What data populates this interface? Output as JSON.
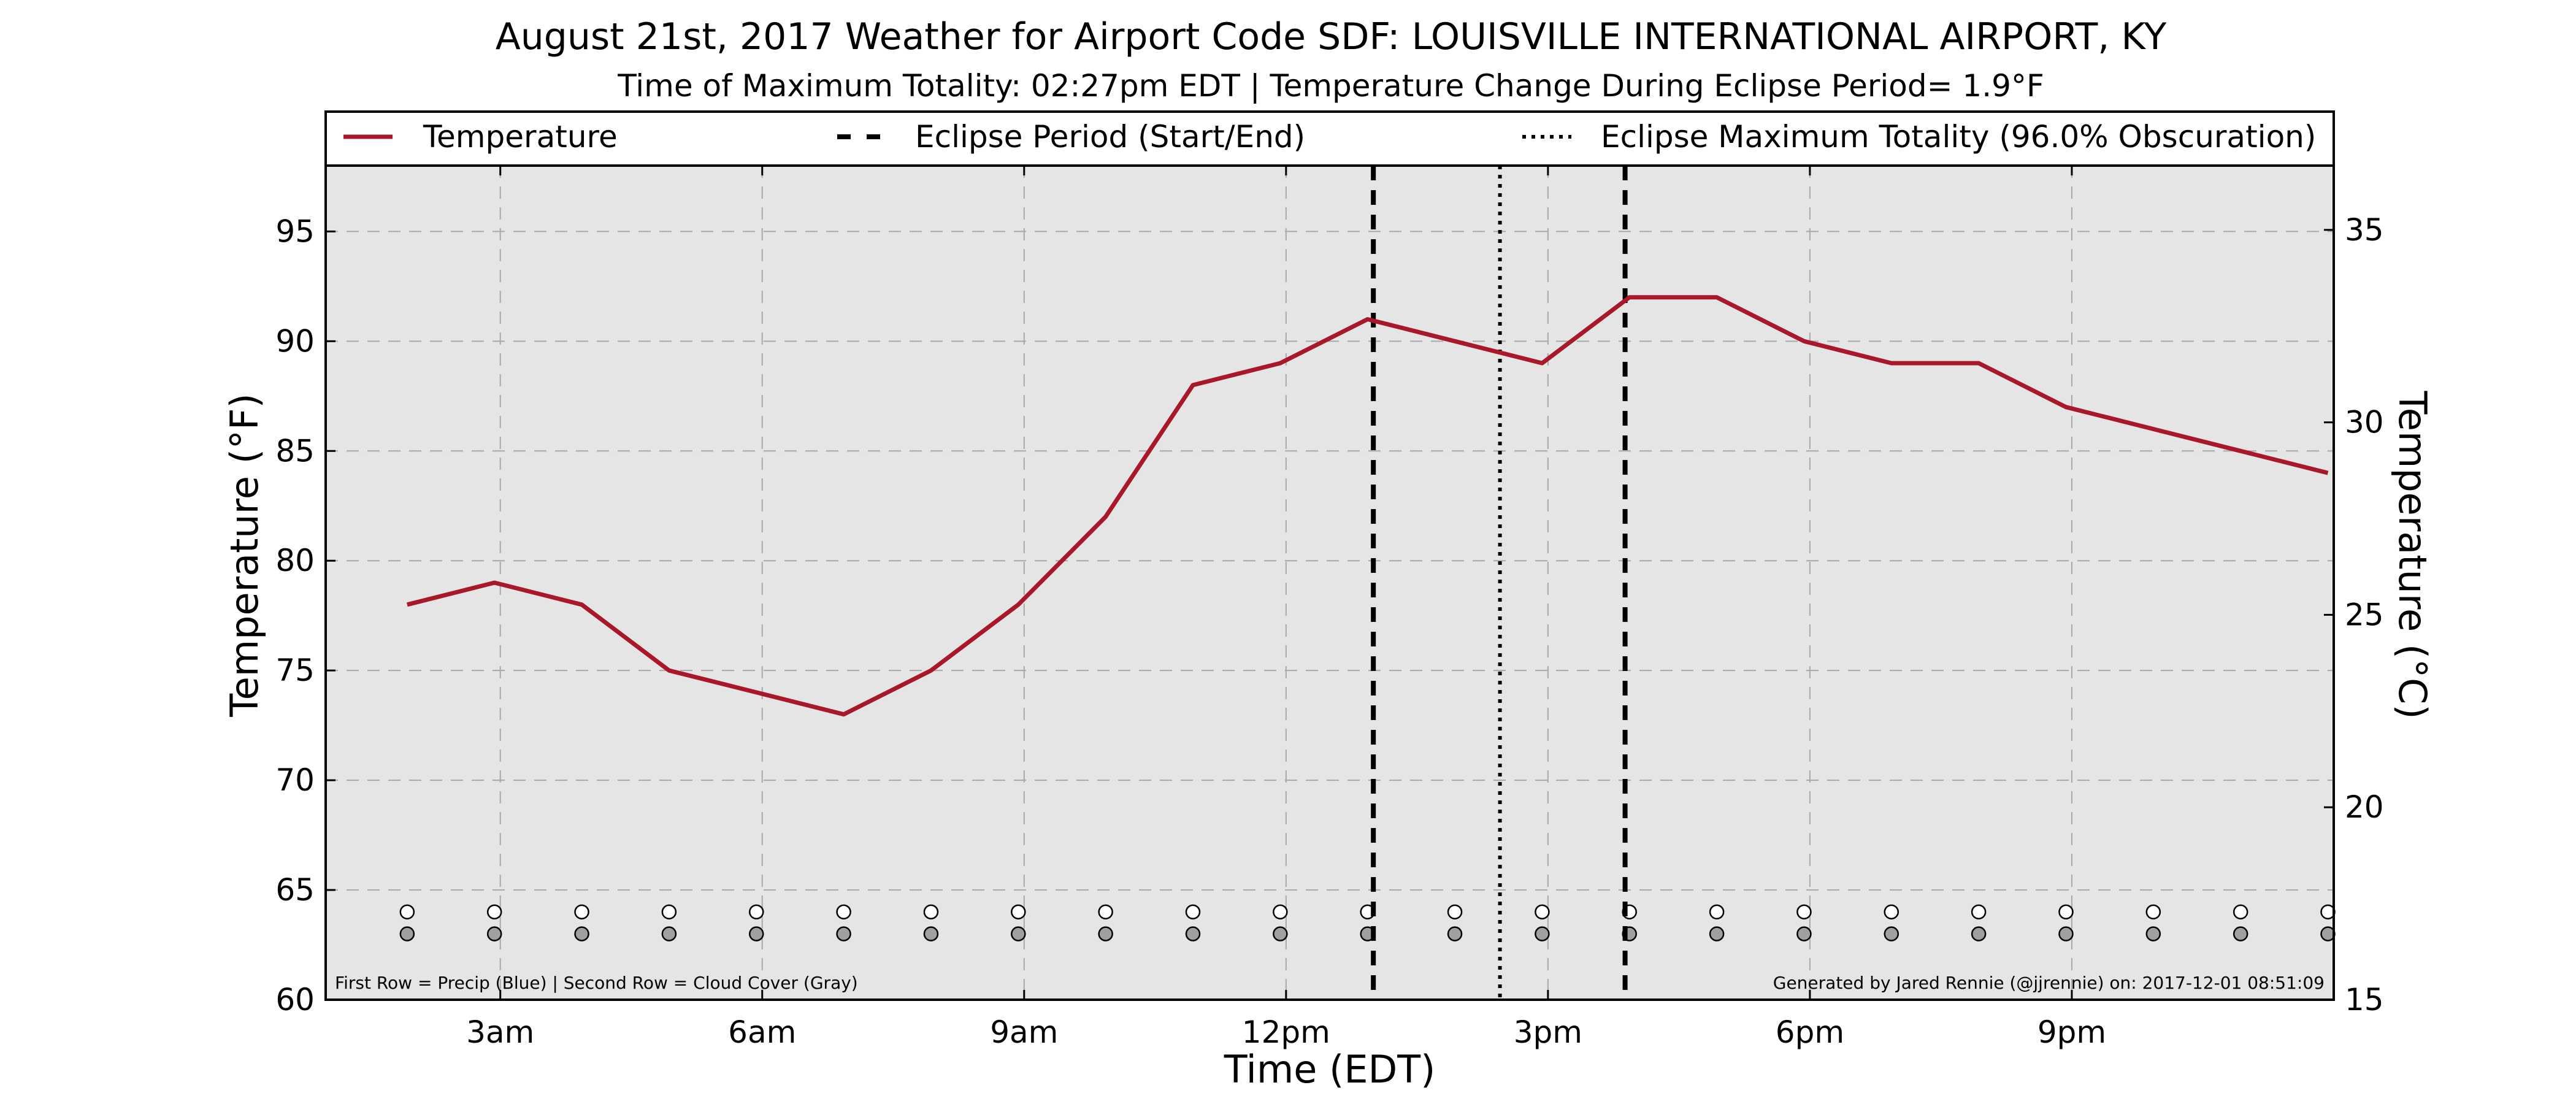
{
  "chart_data": {
    "type": "line",
    "title": "August 21st, 2017 Weather for Airport Code SDF: LOUISVILLE INTERNATIONAL AIRPORT, KY",
    "subtitle": "Time of Maximum Totality: 02:27pm EDT | Temperature Change During Eclipse Period= 1.9°F",
    "xlabel": "Time (EDT)",
    "ylabel": "Temperature (°F)",
    "ylabel_right": "Temperature (°C)",
    "xlim": [
      "01:00",
      "24:00"
    ],
    "ylim": [
      60,
      98
    ],
    "ylim_right": [
      15,
      36.67
    ],
    "x_ticks": [
      {
        "x": "03:00",
        "label": "3am"
      },
      {
        "x": "06:00",
        "label": "6am"
      },
      {
        "x": "09:00",
        "label": "9am"
      },
      {
        "x": "12:00",
        "label": "12pm"
      },
      {
        "x": "15:00",
        "label": "3pm"
      },
      {
        "x": "18:00",
        "label": "6pm"
      },
      {
        "x": "21:00",
        "label": "9pm"
      }
    ],
    "y_ticks": [
      60,
      65,
      70,
      75,
      80,
      85,
      90,
      95
    ],
    "y_ticks_right": [
      15,
      20,
      25,
      30,
      35
    ],
    "grid": true,
    "legend_position": "top",
    "series": [
      {
        "name": "Temperature",
        "color": "#a8172a",
        "x": [
          "01:56",
          "02:56",
          "03:56",
          "04:56",
          "05:56",
          "06:56",
          "07:56",
          "08:56",
          "09:56",
          "10:56",
          "11:56",
          "12:56",
          "13:56",
          "14:56",
          "15:56",
          "16:56",
          "17:56",
          "18:56",
          "19:56",
          "20:56",
          "21:56",
          "22:56",
          "23:56"
        ],
        "values": [
          78,
          79,
          78,
          75,
          74,
          73,
          75,
          78,
          82,
          88,
          89,
          91,
          90,
          89,
          92,
          92,
          90,
          89,
          89,
          87,
          86,
          85,
          84
        ]
      }
    ],
    "eclipse_lines": [
      {
        "name": "Eclipse Period (Start/End)",
        "style": "dashed",
        "x": [
          "13:00",
          "15:53"
        ]
      },
      {
        "name": "Eclipse Maximum Totality (96.0% Obscuration)",
        "style": "dotted",
        "x": [
          "14:27"
        ]
      }
    ],
    "marker_rows": {
      "x": [
        "01:56",
        "02:56",
        "03:56",
        "04:56",
        "05:56",
        "06:56",
        "07:56",
        "08:56",
        "09:56",
        "10:56",
        "11:56",
        "12:56",
        "13:56",
        "14:56",
        "15:56",
        "16:56",
        "17:56",
        "18:56",
        "19:56",
        "20:56",
        "21:56",
        "22:56",
        "23:56"
      ],
      "precip_y": 64,
      "cloud_y": 63,
      "precip_color": "#ffffff",
      "cloud_color": "#a0a0a0"
    },
    "note_left": "First Row = Precip (Blue) | Second Row = Cloud Cover (Gray)",
    "note_right": "Generated by Jared Rennie (@jjrennie) on: 2017-12-01 08:51:09"
  }
}
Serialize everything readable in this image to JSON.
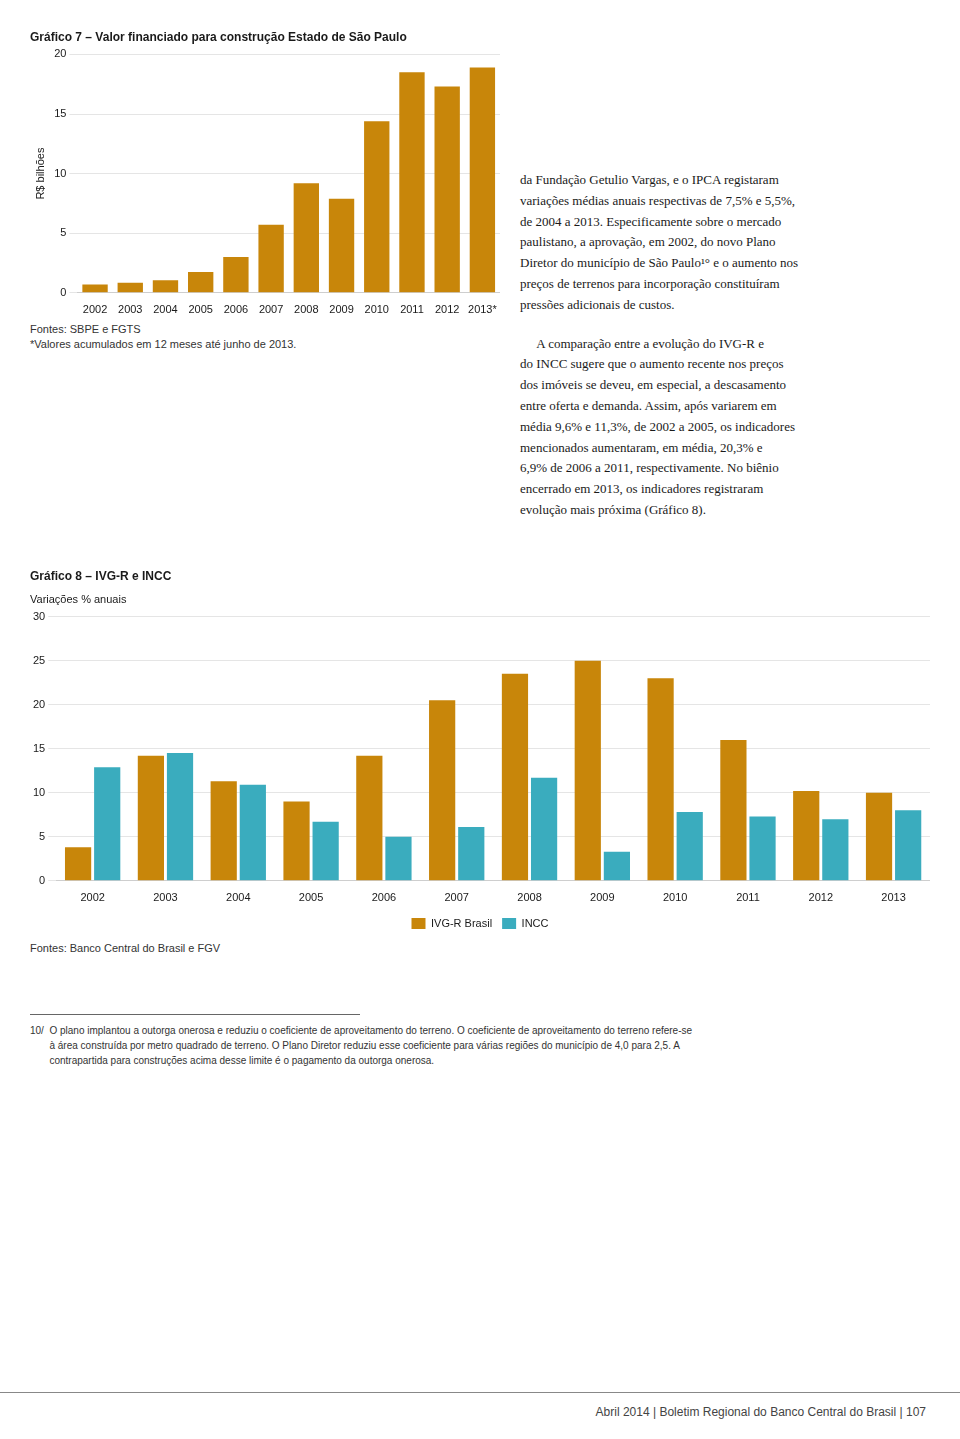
{
  "chart_data": [
    {
      "type": "bar",
      "title": "Gráfico 7 – Valor financiado para construção Estado de São Paulo",
      "y_label": "R$ bilhões",
      "categories": [
        "2002",
        "2003",
        "2004",
        "2005",
        "2006",
        "2007",
        "2008",
        "2009",
        "2010",
        "2011",
        "2012",
        "2013*"
      ],
      "values": [
        0.7,
        0.85,
        1.05,
        1.75,
        3.0,
        5.7,
        9.2,
        7.9,
        14.4,
        18.5,
        17.3,
        18.9
      ],
      "color": "#C8860A",
      "ylim": [
        0,
        20
      ],
      "yticks": [
        0,
        5,
        10,
        15,
        20
      ],
      "grid": true,
      "annotations": [
        "Fontes: SBPE e FGTS",
        "*Valores acumulados em 12 meses até junho de 2013.",
        "da Fundação Getulio Vargas, e o IPCA registaram\nvariações médias anuais respectivas de 7,5% e 5,5%,\nde 2004 a 2013. Especificamente sobre o mercado\npaulistano, a aprovação, em 2002, do novo Plano\nDiretor do município de São Paulo¹° e o aumento nos\npreços de terrenos para incorporação constituíram\npressões adicionais de custos.",
        "     A comparação entre a evolução do IVG-R e\ndo INCC sugere que o aumento recente nos preços\ndos imóveis se deveu, em especial, a descasamento\nentre oferta e demanda. Assim, após variarem em\nmédia 9,6% e 11,3%, de 2002 a 2005, os indicadores\nmencionados aumentaram, em média, 20,3% e\n6,9% de 2006 a 2011, respectivamente. No biênio\nencerrado em 2013, os indicadores registraram\nevolução mais próxima (Gráfico 8)."
      ]
    },
    {
      "type": "bar",
      "title": "Gráfico 8 – IVG-R e INCC",
      "subtitle": "Variações % anuais",
      "categories": [
        "2002",
        "2003",
        "2004",
        "2005",
        "2006",
        "2007",
        "2008",
        "2009",
        "2010",
        "2011",
        "2012",
        "2013"
      ],
      "series": [
        {
          "name": "IVG-R Brasil",
          "color": "#C8860A",
          "values": [
            3.8,
            14.2,
            11.3,
            9.0,
            14.2,
            20.5,
            23.5,
            25.0,
            23.0,
            16.0,
            10.2,
            10.0
          ]
        },
        {
          "name": "INCC",
          "color": "#3AACBE",
          "values": [
            12.9,
            14.5,
            10.9,
            6.7,
            5.0,
            6.1,
            11.7,
            3.3,
            7.8,
            7.3,
            7.0,
            8.0
          ]
        }
      ],
      "ylim": [
        0,
        30
      ],
      "yticks": [
        0,
        5,
        10,
        15,
        20,
        25,
        30
      ],
      "grid": true,
      "legend": "bottom",
      "annotations": [
        "Fontes: Banco Central do Brasil e FGV",
        "10/  O plano implantou a outorga onerosa e reduziu o coeficiente de aproveitamento do terreno. O coeficiente de aproveitamento do terreno refere-se\n       à área construída por metro quadrado de terreno. O Plano Diretor reduziu esse coeficiente para várias regiões do município de 4,0 para 2,5. A\n       contrapartida para construções acima desse limite é o pagamento da outorga onerosa.",
        "Abril 2014  |  Boletim Regional do Banco Central do Brasil  |  107"
      ]
    }
  ]
}
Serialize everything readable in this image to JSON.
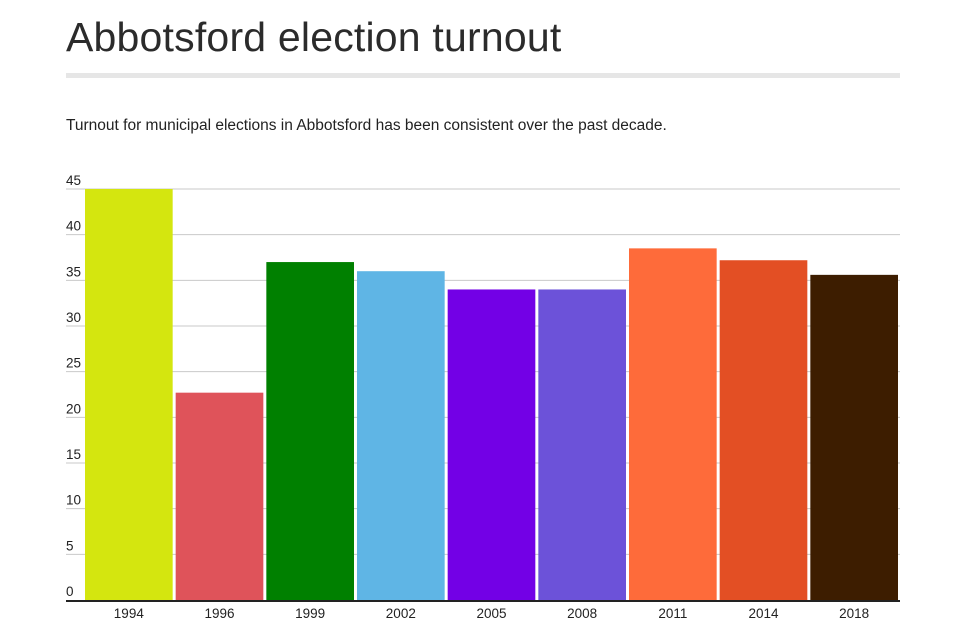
{
  "title": "Abbotsford election turnout",
  "subtitle": "Turnout for municipal elections in Abbotsford has been consistent over the past decade.",
  "chart_data": {
    "type": "bar",
    "title": "Abbotsford election turnout",
    "subtitle": "Turnout for municipal elections in Abbotsford has been consistent over the past decade.",
    "xlabel": "",
    "ylabel": "",
    "categories": [
      "1994",
      "1996",
      "1999",
      "2002",
      "2005",
      "2008",
      "2011",
      "2014",
      "2018"
    ],
    "values": [
      45,
      22.7,
      37,
      36,
      34,
      34,
      38.5,
      37.2,
      35.6
    ],
    "colors": [
      "#d4e60f",
      "#df535a",
      "#008000",
      "#5fb5e5",
      "#7300e6",
      "#6c52d9",
      "#fe6b3a",
      "#e34f24",
      "#3d1d00"
    ],
    "ylim": [
      0,
      45
    ],
    "yticks": [
      0,
      5,
      10,
      15,
      20,
      25,
      30,
      35,
      40,
      45
    ],
    "grid": true,
    "legend": "none"
  }
}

■ Instructions for the task ■
Return each line in the records that holds the string "values".

■ Solved problem ■
        "values": [
      "values": [
          "values": [
          "values": [
    "values": [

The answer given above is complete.